WHAT THIS TASK INVOLVES>
Give the number of lines holding the string "устроили" and nothing more.
..............................
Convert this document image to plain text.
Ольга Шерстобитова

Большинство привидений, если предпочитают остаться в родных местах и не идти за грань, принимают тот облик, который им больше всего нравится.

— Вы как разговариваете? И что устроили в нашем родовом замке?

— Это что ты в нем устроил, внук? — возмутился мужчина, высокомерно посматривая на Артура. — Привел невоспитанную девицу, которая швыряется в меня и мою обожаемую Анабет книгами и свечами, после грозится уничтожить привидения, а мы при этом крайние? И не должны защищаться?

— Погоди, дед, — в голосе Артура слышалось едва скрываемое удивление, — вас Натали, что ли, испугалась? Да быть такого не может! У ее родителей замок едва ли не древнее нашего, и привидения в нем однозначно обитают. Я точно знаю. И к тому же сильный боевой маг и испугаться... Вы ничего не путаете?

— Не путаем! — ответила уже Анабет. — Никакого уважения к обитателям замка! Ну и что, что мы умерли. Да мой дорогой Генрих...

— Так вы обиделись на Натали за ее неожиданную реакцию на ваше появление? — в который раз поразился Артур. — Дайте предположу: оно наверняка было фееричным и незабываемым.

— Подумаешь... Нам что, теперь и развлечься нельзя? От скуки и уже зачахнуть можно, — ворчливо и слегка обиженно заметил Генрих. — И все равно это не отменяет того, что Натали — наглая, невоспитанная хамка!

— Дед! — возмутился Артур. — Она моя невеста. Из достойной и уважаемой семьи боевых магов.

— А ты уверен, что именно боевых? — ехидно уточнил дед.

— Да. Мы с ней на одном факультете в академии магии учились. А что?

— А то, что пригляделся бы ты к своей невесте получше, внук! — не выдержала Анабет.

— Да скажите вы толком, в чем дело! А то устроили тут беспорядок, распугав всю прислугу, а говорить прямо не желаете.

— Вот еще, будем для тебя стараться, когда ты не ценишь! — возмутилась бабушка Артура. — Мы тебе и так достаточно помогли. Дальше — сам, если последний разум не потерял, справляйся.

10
..............................
OUTPUT OF THE EXERCISE>
2